Соединив социализм с национализмом и смешав этнографию, экономику и политику, община стала поистине великой идеей - большим нарративом русской интеллектуальной истории. Правовед Борис Чичерин, в будущем выдающийся политический философ и московский городской голова (демократически избранный мэр Москвы, 1882–1883), критиковал общинную теорию в статье, которая вызвала бурное обсуждение. Начав свой обзор 1856 года с Гакстгаузена, "одного из самых умных путешественников, посещавших Россию", Чичерин не оспаривал открытие общины, но давал ей иную интерпретацию. "Неужели, как утверждает барон Гакстгаузен, русская история играла только на поверхности народа, не касаясь низших классов народонаселения, которые остались доныне при своих первобытных гражданских учреждениях?" (Чичерин 1856: 376–379). На самом деле уже в Московском государстве, считал Чичерин, "княжеская власть сделалась единственным двигателем народной жизни", а общинная собственность исчезла, "не оставив по себе и следа". Власть Рюриковичей, признавал он, была посторонней крестьянскому населению: "Князь пришел с дружиною на север как посредник, а на юге и в большей части России явился завоевателем" (Чичерин 1856: 376–379). Читая владельческие грамоты XVI века, Чичерин показывал, что земли продавались и покупались без участия общины, но пустые участки земли раздавались вновь приходящим крестьянам на основе ее решения. Сам князь был пришлым колонизатором, и община тоже оказывается институтом освоения захваченных земель. Сегодня подход Чичерина назвали бы ревизионистским. Община является "новым учреждением", писал Чичерин; она возникла на остатках "первобытных" институтов, но в ее нынешнем виде создана государством в целях налогообложения. В сущности, Чичерин понимал общину как частичный аналог немецкого городского самоуправления. Не упоминая немецких колоний, которые, наверно, сыграли свою роль в практическом переносе этого опыта на русские земли, Чичерин датировал этот перенос той же эпохой Екатерины И. Убежденные противники Чичерина отстаивали древность общины, ее расовую связь со славянством и постоянное присутствие в русских и сербских летописях.

* * * * *

» **Задание 1**
Обновите строки листинга от его начала до строки с "share-paper-plane-icon[interactable] (433, 463, 459, 489)" включительно, заменив "commenter-avatar" на "user-avatar" и оставив всё остальное без изменений, а затем приведите только эти строки.
» **Задание 2**
Напишите продолжение текста о споре вокруг русской общины, начав сразу после его последнего предложения.

* * * * *

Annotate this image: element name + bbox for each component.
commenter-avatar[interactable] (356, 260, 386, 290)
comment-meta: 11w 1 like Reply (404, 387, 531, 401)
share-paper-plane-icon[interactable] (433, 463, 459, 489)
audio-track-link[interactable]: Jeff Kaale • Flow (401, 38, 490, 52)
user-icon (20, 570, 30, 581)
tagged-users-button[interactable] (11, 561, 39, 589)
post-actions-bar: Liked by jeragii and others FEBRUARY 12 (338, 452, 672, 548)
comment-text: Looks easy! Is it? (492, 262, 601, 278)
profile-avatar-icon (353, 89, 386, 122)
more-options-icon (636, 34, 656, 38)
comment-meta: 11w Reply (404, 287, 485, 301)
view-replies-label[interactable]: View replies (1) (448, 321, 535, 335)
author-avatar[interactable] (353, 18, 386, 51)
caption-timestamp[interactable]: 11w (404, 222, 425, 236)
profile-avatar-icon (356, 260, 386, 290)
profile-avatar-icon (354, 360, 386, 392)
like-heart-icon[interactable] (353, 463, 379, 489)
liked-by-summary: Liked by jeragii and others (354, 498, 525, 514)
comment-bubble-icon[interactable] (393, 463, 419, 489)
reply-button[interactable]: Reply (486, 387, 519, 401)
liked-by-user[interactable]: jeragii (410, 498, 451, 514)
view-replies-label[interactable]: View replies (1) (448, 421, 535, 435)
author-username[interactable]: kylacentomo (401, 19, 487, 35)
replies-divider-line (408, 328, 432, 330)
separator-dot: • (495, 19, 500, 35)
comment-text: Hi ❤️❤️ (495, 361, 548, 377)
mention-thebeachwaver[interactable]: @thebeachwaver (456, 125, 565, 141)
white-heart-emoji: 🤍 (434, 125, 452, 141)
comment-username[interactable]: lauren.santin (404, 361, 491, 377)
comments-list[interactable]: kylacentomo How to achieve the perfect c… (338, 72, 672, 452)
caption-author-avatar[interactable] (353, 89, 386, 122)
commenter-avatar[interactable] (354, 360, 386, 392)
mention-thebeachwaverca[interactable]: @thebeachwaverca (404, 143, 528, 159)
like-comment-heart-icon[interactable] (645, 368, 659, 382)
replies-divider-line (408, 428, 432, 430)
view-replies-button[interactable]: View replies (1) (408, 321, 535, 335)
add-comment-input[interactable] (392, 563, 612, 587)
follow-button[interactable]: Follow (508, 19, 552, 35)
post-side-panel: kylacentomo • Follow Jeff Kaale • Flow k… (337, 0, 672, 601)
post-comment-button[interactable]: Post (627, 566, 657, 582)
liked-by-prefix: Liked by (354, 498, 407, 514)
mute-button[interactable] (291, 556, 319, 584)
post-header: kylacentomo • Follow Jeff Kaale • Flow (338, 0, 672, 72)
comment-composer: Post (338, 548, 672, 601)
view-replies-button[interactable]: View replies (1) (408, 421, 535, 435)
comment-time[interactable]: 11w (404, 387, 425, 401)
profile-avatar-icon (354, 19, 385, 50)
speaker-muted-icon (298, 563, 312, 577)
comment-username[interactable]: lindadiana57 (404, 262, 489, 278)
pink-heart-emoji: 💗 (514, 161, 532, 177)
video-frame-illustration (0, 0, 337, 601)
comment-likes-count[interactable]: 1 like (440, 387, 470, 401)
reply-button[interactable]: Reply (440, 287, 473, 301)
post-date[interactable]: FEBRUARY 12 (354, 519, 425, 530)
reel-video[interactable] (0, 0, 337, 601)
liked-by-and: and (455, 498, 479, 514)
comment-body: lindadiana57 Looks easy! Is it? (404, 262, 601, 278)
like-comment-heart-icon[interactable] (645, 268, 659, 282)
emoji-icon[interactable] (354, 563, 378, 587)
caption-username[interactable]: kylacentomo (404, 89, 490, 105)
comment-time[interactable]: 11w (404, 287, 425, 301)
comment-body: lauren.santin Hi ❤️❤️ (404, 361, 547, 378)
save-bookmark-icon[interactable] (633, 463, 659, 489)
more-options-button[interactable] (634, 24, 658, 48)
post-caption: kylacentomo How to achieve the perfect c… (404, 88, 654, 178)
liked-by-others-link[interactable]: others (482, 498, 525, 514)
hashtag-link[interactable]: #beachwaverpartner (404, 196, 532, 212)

* * * * *

» **Ожидаемый ответ 1**
Annotate this image: element name + bbox for each component.
user-avatar[interactable] (356, 260, 386, 290)
comment-meta: 11w 1 like Reply (404, 387, 531, 401)
share-paper-plane-icon[interactable] (433, 463, 459, 489)

» **Ожидаемый ответ 2**
Пока интеллектуалы спорили о происхождении общины, ее реальная власть в сельской России только возрастала. Освободив крестьян от помещика и создав новые земские институты для дворян, реформы Александра II усилили зависимость крестьян от общины. Потом, ближе к XX веку, община стала главным предметом борьбы между правительством и радикалами-народниками. Теперь правительство хотело сделать крестьян независимыми от общины и вывести общинные земли на рынок, а народники, среди которых было все больше террористов, считали такие попытки предательством (Богучарский 1912; Gleason 1980; Wcislo 1990).
Чичерин показал, что община была основана на обломках традиционного права в XVIII веке - как раз в то время, когда коллективные шпицрутены пришли на смену индивидуальному кнуту. Современная шпицрутенам, земельная община имела общие черты с этим институтом. В обоих случаях империя передавала осуществление дисциплинарной практики на низовой уровень. Оба института были призваны дисциплинировать коллектив, подавлять частные интересы его членов и выявлять, разоблачать и, наконец, подавлять возможное сопротивление. При этом считалось, что у общины глубокие национальные корни, в то время как само название шпицрутенов выдает их западное происхождение. Более всего чуждая либерализма, империя опиралась на союз монархической власти сверху и практического коммунитаризма снизу: оба они препятствовали индивидуальной ответственности и капиталистическому развитию. Как писали российские либералы, "такой коммунизм устроить весьма легко; нужно только, чтоб существовали землевладельцы и рабы" (Кавелин, Чичерин 1974: 33).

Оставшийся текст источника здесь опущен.